◆ PROBLEM REQUIREMENTS
Turn the lines below into a JSON list of strings, one string per line, leaving out any blank lines.

◆ SUPPLIED ENTRIES
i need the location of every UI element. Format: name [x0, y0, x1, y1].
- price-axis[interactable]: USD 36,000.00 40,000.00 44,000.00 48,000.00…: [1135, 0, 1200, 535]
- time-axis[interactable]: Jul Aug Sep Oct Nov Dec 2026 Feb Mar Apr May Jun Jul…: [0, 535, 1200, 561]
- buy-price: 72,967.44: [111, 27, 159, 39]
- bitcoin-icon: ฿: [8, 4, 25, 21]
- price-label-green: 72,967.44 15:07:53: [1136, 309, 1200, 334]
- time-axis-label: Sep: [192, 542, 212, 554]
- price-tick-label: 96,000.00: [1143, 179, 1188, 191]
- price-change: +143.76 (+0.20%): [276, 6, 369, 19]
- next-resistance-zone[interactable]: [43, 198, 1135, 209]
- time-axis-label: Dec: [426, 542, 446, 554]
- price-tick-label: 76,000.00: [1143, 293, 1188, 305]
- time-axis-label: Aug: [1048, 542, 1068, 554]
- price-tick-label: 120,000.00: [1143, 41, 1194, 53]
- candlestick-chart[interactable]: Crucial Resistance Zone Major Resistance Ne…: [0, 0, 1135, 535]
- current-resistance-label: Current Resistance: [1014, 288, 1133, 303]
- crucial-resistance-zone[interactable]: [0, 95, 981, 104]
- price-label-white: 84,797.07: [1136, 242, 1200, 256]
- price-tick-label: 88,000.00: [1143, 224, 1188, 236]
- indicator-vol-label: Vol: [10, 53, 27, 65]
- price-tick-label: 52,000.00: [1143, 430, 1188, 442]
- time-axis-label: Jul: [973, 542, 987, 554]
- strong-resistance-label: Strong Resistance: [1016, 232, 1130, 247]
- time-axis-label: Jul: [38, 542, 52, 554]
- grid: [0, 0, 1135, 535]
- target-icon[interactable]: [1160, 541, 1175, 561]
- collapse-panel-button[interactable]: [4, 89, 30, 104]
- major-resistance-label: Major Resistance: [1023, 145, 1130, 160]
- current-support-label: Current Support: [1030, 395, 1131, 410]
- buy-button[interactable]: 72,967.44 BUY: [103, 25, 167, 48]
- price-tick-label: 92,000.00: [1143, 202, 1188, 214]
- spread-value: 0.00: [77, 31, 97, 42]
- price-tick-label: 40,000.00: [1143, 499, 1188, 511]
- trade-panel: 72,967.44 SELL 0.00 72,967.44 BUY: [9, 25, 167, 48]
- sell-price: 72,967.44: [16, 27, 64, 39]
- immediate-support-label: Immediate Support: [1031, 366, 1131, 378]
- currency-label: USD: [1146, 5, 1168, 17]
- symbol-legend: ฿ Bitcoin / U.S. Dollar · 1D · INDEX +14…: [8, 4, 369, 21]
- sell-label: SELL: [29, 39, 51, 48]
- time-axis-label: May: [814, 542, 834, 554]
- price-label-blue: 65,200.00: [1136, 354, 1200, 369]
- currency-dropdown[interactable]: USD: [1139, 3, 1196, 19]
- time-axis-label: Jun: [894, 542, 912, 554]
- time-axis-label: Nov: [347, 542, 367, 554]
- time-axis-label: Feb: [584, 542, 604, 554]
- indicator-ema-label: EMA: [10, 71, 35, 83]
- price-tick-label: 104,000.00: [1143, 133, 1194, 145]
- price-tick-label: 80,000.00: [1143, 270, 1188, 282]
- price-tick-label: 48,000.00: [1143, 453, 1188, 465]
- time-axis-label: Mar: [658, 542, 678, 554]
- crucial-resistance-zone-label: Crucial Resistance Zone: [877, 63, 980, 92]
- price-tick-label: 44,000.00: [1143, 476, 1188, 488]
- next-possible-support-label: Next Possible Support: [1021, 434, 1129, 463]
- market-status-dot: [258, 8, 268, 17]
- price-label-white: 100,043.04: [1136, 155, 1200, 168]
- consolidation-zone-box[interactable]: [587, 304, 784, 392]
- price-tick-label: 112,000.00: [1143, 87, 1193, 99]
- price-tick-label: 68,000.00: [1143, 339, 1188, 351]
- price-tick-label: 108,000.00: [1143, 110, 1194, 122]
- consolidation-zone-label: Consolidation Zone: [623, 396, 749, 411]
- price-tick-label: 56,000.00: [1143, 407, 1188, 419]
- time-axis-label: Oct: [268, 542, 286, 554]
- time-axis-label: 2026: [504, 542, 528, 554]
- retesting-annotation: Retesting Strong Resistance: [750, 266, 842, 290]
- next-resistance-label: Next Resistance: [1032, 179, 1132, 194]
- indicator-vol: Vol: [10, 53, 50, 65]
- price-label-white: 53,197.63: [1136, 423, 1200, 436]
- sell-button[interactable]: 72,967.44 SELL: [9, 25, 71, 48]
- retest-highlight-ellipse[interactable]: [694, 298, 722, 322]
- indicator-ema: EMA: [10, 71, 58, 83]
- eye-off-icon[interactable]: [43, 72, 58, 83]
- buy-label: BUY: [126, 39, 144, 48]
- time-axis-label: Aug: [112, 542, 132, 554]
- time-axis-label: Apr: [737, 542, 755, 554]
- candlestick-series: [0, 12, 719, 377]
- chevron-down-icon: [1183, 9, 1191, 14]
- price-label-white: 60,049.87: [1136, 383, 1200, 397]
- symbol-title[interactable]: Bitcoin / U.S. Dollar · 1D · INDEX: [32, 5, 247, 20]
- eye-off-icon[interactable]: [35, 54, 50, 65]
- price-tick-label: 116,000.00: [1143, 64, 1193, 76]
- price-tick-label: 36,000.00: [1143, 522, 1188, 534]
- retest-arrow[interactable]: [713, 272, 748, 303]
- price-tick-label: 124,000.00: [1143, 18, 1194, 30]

◆ ANSWER TO THIS TASK
[
  "i need the location of every UI element. Format: name [x0, y0, x1, y1].",
  "- price-axis[interactable]: USD 36,000.00 40,000.00 44,000.00 48,000.00…: [1135, 0, 1200, 535]",
  "- time-axis[interactable]: Jul Aug Sep Oct Nov Dec 2026 Feb Mar Apr May Jun Jul…: [0, 535, 1200, 561]",
  "- buy-price: 72,967.44: [111, 27, 159, 39]",
  "- bitcoin-icon: ฿: [8, 4, 25, 21]",
  "- price-label-green: 72,967.44 15:07:53: [1136, 309, 1200, 334]",
  "- time-axis-label: Sep: [192, 542, 212, 554]",
  "- price-tick-label: 96,000.00: [1143, 179, 1188, 191]",
  "- price-change: +143.76 (+0.20%): [276, 6, 369, 19]",
  "- next-resistance-zone[interactable]: [43, 198, 1135, 209]",
  "- time-axis-label: Dec: [426, 542, 446, 554]",
  "- price-tick-label: 76,000.00: [1143, 293, 1188, 305]",
  "- time-axis-label: Aug: [1048, 542, 1068, 554]",
  "- price-tick-label: 120,000.00: [1143, 41, 1194, 53]",
  "- candlestick-chart[interactable]: Crucial Resistance Zone Major Resistance Ne…: [0, 0, 1135, 535]",
  "- current-resistance-label: Current Resistance: [1014, 288, 1133, 303]",
  "- crucial-resistance-zone[interactable]: [0, 95, 981, 104]",
  "- price-label-white: 84,797.07: [1136, 242, 1200, 256]",
  "- price-tick-label: 88,000.00: [1143, 224, 1188, 236]",
  "- indicator-vol-label: Vol: [10, 53, 27, 65]",
  "- price-tick-label: 52,000.00: [1143, 430, 1188, 442]",
  "- time-axis-label: Jul: [973, 542, 987, 554]",
  "- strong-resistance-label: Strong Resistance: [1016, 232, 1130, 247]",
  "- time-axis-label: Jul: [38, 542, 52, 554]",
  "- grid: [0, 0, 1135, 535]",
  "- target-icon[interactable]: [1160, 541, 1175, 561]",
  "- collapse-panel-button[interactable]: [4, 89, 30, 104]",
  "- major-resistance-label: Major Resistance: [1023, 145, 1130, 160]",
  "- current-support-label: Current Support: [1030, 395, 1131, 410]",
  "- buy-button[interactable]: 72,967.44 BUY: [103, 25, 167, 48]",
  "- price-tick-label: 92,000.00: [1143, 202, 1188, 214]",
  "- spread-value: 0.00: [77, 31, 97, 42]",
  "- price-tick-label: 40,000.00: [1143, 499, 1188, 511]",
  "- trade-panel: 72,967.44 SELL 0.00 72,967.44 BUY: [9, 25, 167, 48]",
  "- sell-price: 72,967.44: [16, 27, 64, 39]",
  "- immediate-support-label: Immediate Support: [1031, 366, 1131, 378]",
  "- currency-label: USD: [1146, 5, 1168, 17]",
  "- symbol-legend: ฿ Bitcoin / U.S. Dollar · 1D · INDEX +14…: [8, 4, 369, 21]",
  "- sell-label: SELL: [29, 39, 51, 48]",
  "- time-axis-label: May: [814, 542, 834, 554]",
  "- price-label-blue: 65,200.00: [1136, 354, 1200, 369]",
  "- currency-dropdown[interactable]: USD: [1139, 3, 1196, 19]",
  "- time-axis-label: Jun: [894, 542, 912, 554]",
  "- time-axis-label: Nov: [347, 542, 367, 554]",
  "- time-axis-label: Feb: [584, 542, 604, 554]",
  "- indicator-ema-label: EMA: [10, 71, 35, 83]",
  "- price-tick-label: 104,000.00: [1143, 133, 1194, 145]",
  "- price-tick-label: 80,000.00: [1143, 270, 1188, 282]",
  "- price-tick-label: 48,000.00: [1143, 453, 1188, 465]",
  "- time-axis-label: Mar: [658, 542, 678, 554]",
  "- crucial-resistance-zone-label: Crucial Resistance Zone: [877, 63, 980, 92]",
  "- price-tick-label: 44,000.00: [1143, 476, 1188, 488]",
  "- next-possible-support-label: Next Possible Support: [1021, 434, 1129, 463]",
  "- market-status-dot: [258, 8, 268, 17]",
  "- price-label-white: 100,043.04: [1136, 155, 1200, 168]",
  "- consolidation-zone-box[interactable]: [587, 304, 784, 392]",
  "- price-tick-label: 112,000.00: [1143, 87, 1193, 99]",
  "- price-tick-label: 68,000.00: [1143, 339, 1188, 351]",
  "- price-tick-label: 108,000.00: [1143, 110, 1194, 122]",
  "- consolidation-zone-label: Consolidation Zone: [623, 396, 749, 411]",
  "- price-tick-label: 56,000.00: [1143, 407, 1188, 419]",
  "- time-axis-label: Oct: [268, 542, 286, 554]",
  "- time-axis-label: 2026: [504, 542, 528, 554]",
  "- retesting-annotation: Retesting Strong Resistance: [750, 266, 842, 290]",
  "- next-resistance-label: Next Resistance: [1032, 179, 1132, 194]",
  "- indicator-vol: Vol: [10, 53, 50, 65]",
  "- price-label-white: 53,197.63: [1136, 423, 1200, 436]",
  "- sell-button[interactable]: 72,967.44 SELL: [9, 25, 71, 48]",
  "- retest-highlight-ellipse[interactable]: [694, 298, 722, 322]",
  "- indicator-ema: EMA: [10, 71, 58, 83]",
  "- eye-off-icon[interactable]: [43, 72, 58, 83]",
  "- buy-label: BUY: [126, 39, 144, 48]",
  "- time-axis-label: Aug: [112, 542, 132, 554]",
  "- time-axis-label: Apr: [737, 542, 755, 554]",
  "- candlestick-series: [0, 12, 719, 377]",
  "- chevron-down-icon: [1183, 9, 1191, 14]",
  "- price-label-white: 60,049.87: [1136, 383, 1200, 397]",
  "- symbol-title[interactable]: Bitcoin / U.S. Dollar · 1D · INDEX: [32, 5, 247, 20]",
  "- eye-off-icon[interactable]: [35, 54, 50, 65]",
  "- price-tick-label: 116,000.00: [1143, 64, 1193, 76]",
  "- price-tick-label: 36,000.00: [1143, 522, 1188, 534]",
  "- retest-arrow[interactable]: [713, 272, 748, 303]",
  "- price-tick-label: 124,000.00: [1143, 18, 1194, 30]"
]